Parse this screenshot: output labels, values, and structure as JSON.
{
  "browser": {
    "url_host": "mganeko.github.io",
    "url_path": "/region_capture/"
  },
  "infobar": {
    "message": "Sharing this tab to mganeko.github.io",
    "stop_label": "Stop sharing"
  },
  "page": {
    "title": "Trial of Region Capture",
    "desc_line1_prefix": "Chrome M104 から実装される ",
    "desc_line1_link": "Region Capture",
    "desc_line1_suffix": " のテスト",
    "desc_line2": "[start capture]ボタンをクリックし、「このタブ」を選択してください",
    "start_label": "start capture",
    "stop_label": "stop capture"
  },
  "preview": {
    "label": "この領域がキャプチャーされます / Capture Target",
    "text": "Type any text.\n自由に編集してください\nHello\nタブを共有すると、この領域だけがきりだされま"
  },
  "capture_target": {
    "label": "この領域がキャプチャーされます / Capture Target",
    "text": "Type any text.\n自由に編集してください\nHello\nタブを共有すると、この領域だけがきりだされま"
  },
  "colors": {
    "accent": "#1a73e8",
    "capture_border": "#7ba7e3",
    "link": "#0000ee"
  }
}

----

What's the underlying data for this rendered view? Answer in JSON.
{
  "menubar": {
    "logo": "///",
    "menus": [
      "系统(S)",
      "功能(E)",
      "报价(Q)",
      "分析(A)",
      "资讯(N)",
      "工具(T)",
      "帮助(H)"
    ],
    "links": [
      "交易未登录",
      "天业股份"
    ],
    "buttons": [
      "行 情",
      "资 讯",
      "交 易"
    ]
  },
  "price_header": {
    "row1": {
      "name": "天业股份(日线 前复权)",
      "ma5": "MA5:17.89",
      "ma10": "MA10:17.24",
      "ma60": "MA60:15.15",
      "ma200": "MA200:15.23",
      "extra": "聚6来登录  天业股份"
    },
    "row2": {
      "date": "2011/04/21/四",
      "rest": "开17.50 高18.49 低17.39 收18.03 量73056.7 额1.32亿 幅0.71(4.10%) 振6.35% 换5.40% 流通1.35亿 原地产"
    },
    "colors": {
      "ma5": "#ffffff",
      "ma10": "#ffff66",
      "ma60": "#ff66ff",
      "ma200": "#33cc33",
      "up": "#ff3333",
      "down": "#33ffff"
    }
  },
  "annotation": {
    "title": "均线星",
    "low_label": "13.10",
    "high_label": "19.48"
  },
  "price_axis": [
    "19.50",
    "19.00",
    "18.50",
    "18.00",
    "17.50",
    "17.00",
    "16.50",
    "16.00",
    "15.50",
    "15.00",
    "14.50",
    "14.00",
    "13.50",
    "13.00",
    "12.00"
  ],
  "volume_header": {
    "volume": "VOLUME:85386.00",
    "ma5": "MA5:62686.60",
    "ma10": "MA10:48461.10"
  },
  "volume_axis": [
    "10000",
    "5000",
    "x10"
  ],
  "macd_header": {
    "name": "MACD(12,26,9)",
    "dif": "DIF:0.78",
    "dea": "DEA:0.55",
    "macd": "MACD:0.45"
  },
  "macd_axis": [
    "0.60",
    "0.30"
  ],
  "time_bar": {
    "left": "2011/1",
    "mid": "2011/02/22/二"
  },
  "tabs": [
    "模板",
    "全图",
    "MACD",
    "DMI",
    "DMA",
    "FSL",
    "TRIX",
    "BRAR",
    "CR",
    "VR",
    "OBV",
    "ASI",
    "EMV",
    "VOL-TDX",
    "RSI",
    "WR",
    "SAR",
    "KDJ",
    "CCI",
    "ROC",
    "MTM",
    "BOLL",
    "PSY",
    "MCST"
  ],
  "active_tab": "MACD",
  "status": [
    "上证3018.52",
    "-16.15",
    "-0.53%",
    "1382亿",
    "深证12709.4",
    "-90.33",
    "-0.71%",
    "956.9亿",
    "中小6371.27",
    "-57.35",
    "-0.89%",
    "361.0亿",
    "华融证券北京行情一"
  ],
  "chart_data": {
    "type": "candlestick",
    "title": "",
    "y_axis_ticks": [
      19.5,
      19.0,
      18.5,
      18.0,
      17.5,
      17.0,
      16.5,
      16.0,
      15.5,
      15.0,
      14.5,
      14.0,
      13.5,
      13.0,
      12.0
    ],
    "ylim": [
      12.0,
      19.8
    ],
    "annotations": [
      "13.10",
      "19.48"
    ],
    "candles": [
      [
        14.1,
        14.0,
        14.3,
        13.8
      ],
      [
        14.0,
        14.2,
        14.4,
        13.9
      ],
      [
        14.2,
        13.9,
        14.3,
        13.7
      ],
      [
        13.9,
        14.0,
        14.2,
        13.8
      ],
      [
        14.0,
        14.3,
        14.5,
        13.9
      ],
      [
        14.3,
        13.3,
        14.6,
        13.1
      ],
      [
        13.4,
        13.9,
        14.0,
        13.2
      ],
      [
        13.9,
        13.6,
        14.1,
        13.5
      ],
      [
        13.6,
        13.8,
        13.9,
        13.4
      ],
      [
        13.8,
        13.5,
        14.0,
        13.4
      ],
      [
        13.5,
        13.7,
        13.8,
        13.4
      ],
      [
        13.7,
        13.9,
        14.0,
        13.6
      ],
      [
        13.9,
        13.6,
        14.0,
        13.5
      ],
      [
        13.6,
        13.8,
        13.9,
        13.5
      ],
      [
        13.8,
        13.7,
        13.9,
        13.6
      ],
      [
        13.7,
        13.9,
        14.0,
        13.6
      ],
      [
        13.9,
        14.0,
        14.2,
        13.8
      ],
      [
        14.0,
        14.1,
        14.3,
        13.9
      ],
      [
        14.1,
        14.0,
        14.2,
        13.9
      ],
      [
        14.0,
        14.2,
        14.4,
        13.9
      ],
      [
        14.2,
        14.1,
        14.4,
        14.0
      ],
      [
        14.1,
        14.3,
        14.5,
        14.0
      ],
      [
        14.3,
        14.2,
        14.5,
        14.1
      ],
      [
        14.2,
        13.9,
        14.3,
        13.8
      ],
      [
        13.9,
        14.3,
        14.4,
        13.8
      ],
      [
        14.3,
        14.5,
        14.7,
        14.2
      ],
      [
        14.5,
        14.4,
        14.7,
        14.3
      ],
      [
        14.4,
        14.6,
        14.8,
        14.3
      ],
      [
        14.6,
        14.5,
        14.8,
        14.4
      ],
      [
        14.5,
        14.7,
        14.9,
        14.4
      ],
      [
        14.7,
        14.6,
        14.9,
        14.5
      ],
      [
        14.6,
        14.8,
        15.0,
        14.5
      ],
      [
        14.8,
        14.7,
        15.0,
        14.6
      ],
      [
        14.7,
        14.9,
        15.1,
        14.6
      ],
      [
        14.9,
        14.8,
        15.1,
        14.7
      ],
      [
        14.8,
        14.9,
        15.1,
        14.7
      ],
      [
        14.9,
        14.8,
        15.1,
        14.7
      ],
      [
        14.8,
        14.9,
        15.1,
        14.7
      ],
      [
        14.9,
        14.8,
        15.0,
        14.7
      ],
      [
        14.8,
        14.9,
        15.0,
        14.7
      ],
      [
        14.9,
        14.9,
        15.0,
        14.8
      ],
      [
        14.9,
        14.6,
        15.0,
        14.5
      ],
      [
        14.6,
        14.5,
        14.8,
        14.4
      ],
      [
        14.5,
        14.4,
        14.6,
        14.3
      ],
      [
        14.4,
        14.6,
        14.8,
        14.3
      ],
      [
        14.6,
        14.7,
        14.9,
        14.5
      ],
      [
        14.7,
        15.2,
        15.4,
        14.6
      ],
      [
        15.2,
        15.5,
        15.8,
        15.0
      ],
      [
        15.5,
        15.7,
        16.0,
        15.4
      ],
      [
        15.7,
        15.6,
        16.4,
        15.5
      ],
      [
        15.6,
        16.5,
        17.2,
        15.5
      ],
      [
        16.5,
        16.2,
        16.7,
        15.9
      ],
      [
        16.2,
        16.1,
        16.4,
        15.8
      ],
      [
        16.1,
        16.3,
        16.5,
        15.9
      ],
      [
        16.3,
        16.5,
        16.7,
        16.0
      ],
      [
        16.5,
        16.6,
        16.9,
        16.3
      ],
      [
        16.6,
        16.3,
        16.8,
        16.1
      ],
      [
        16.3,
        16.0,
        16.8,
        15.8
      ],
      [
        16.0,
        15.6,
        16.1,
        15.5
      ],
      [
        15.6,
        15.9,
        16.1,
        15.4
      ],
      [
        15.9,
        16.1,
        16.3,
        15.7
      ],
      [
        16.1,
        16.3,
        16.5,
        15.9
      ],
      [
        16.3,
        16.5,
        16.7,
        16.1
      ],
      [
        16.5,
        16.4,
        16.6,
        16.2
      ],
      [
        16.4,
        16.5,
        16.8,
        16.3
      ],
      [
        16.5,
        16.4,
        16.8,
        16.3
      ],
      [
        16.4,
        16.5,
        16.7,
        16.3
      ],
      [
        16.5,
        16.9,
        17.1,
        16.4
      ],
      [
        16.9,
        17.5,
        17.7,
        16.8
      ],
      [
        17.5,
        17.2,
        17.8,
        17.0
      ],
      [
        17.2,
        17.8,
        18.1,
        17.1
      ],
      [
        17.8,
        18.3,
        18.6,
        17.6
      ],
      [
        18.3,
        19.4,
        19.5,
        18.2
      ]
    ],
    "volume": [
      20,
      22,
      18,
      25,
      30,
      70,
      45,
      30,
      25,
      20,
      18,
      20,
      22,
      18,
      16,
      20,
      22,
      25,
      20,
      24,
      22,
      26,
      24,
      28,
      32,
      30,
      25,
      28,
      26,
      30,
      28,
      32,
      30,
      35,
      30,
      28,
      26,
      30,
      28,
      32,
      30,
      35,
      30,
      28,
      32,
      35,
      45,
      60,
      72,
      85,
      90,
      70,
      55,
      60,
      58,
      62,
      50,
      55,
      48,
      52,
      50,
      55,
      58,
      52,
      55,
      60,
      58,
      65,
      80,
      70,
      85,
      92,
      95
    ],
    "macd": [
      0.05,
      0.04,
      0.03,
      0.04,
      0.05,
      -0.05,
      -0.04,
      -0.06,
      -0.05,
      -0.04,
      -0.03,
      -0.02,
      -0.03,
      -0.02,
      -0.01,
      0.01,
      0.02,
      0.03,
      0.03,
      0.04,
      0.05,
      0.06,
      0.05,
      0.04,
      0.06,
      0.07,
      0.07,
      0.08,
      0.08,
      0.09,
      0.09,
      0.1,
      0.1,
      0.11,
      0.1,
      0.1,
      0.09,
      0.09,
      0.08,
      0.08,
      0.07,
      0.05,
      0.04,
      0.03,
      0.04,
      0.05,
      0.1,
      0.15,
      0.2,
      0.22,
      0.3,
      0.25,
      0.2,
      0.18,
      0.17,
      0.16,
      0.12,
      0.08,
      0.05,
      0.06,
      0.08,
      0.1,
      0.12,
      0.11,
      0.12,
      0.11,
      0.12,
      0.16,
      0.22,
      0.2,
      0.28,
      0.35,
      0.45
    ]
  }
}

----

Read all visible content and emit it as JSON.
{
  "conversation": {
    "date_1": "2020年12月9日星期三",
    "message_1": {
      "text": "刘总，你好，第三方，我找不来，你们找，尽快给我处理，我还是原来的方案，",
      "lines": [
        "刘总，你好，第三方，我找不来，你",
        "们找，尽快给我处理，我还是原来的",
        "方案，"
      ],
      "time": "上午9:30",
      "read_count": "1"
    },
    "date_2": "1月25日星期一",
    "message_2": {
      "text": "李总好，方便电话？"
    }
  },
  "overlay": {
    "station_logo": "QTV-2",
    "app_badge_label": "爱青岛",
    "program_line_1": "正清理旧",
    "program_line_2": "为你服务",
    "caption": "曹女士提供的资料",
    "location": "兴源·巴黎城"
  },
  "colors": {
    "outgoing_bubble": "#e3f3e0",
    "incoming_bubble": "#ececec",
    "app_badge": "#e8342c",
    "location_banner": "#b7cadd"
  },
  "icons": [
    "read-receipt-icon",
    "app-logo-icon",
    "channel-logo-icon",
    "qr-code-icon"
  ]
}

----

*Task brief*
For each line in the data above that contains the string "JSON", extract the line.

*Output below*
Parse this screenshot: output labels, values, and structure as JSON.
What's the underlying data for this rendered view? Answer in JSON.
Read all visible content and emit it as JSON.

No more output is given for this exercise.